(Extracted data entries)
>> BEGIN
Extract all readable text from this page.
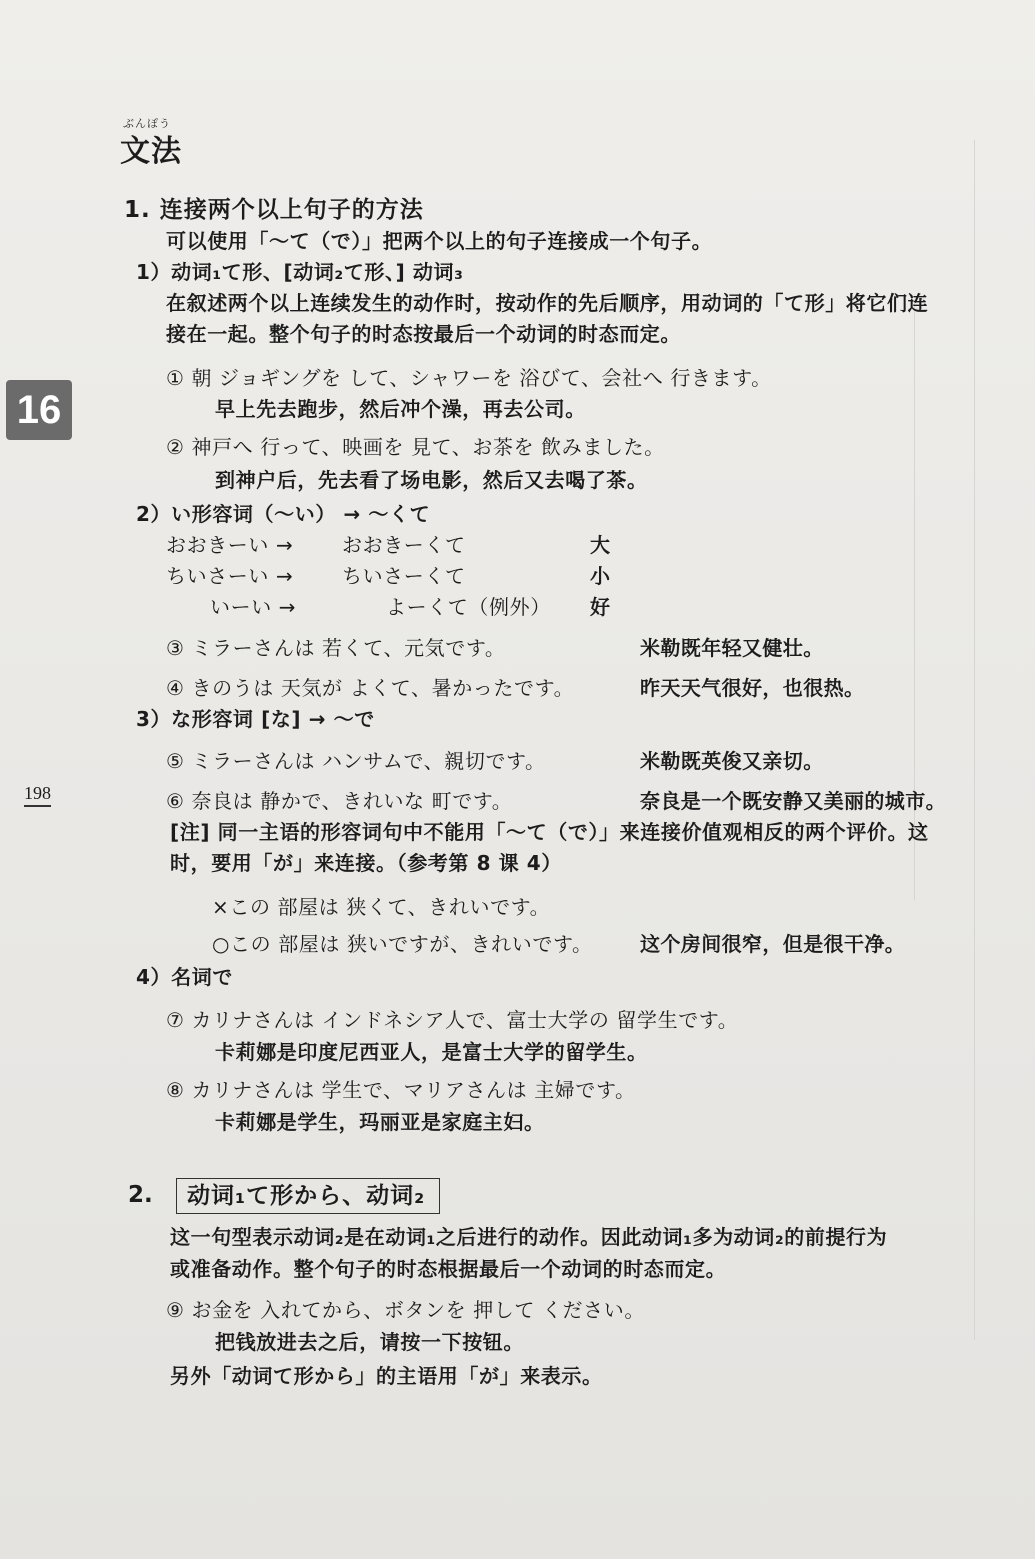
ぶんぽう
文法
16
198
1. 连接两个以上句子的方法
可以使用「～て（で）」把两个以上的句子连接成一个句子。
1）动词₁て形、[动词₂て形、] 动词₃
在叙述两个以上连续发生的动作时，按动作的先后顺序，用动词的「て形」将它们连
接在一起。整个句子的时态按最后一个动词的时态而定。
① 朝 ジョギングを して、シャワーを 浴びて、会社へ 行きます。
早上先去跑步，然后冲个澡，再去公司。
② 神戸へ 行って、映画を 見て、お茶を 飲みました。
到神户后，先去看了场电影，然后又去喝了茶。
2）い形容词（～い） → ～くて
おおきーい → おおきーくて	大
ちいさーい → ちいさーくて	小
いーい →	よーくて（例外） 好
③ ミラーさんは 若くて、元気です。	米勒既年轻又健壮。
④ きのうは 天気が よくて、暑かったです。	昨天天气很好，也很热。
3）な形容词 [な] → ～で
⑤ ミラーさんは ハンサムで、親切です。	米勒既英俊又亲切。
⑥ 奈良は 静かで、きれいな 町です。	奈良是一个既安静又美丽的城市。
[注] 同一主语的形容词句中不能用「～て（で）」来连接价值观相反的两个评价。这
时，要用「が」来连接。（参考第 8 课 4）
×この 部屋は 狭くて、きれいです。
○この 部屋は 狭いですが、きれいです。 这个房间很窄，但是很干净。
4）名词で
⑦ カリナさんは インドネシア人で、富士大学の 留学生です。
卡莉娜是印度尼西亚人，是富士大学的留学生。
⑧ カリナさんは 学生で、マリアさんは 主婦です。
卡莉娜是学生，玛丽亚是家庭主妇。
2.	动词₁て形から、动词₂
这一句型表示动词₂是在动词₁之后进行的动作。因此动词₁多为动词₂的前提行为
或准备动作。整个句子的时态根据最后一个动词的时态而定。
⑨ お金を 入れてから、ボタンを 押して ください。
把钱放进去之后，请按一下按钮。
另外「动词て形から」的主语用「が」来表示。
>> END
▶ [Goal]:
All of the material above is to be copied exactly, except for its images.

▶ [Finished task]:
Extract all readable text from this page.
ぶんぽう
文法
16
198
1. 连接两个以上句子的方法
可以使用「～て（で）」把两个以上的句子连接成一个句子。
1）动词₁て形、[动词₂て形、] 动词₃
在叙述两个以上连续发生的动作时，按动作的先后顺序，用动词的「て形」将它们连
接在一起。整个句子的时态按最后一个动词的时态而定。
① 朝 ジョギングを して、シャワーを 浴びて、会社へ 行きます。
早上先去跑步，然后冲个澡，再去公司。
② 神戸へ 行って、映画を 見て、お茶を 飲みました。
到神户后，先去看了场电影，然后又去喝了茶。
2）い形容词（～い） → ～くて
おおきーい → おおきーくて	大
ちいさーい → ちいさーくて	小
いーい →	よーくて（例外） 好
③ ミラーさんは 若くて、元気です。	米勒既年轻又健壮。
④ きのうは 天気が よくて、暑かったです。	昨天天气很好，也很热。
3）な形容词 [な] → ～で
⑤ ミラーさんは ハンサムで、親切です。	米勒既英俊又亲切。
⑥ 奈良は 静かで、きれいな 町です。	奈良是一个既安静又美丽的城市。
[注] 同一主语的形容词句中不能用「～て（で）」来连接价值观相反的两个评价。这
时，要用「が」来连接。（参考第 8 课 4）
×この 部屋は 狭くて、きれいです。
○この 部屋は 狭いですが、きれいです。 这个房间很窄，但是很干净。
4）名词で
⑦ カリナさんは インドネシア人で、富士大学の 留学生です。
卡莉娜是印度尼西亚人，是富士大学的留学生。
⑧ カリナさんは 学生で、マリアさんは 主婦です。
卡莉娜是学生，玛丽亚是家庭主妇。
2.	动词₁て形から、动词₂
这一句型表示动词₂是在动词₁之后进行的动作。因此动词₁多为动词₂的前提行为
或准备动作。整个句子的时态根据最后一个动词的时态而定。
⑨ お金を 入れてから、ボタンを 押して ください。
把钱放进去之后，请按一下按钮。
另外「动词て形から」的主语用「が」来表示。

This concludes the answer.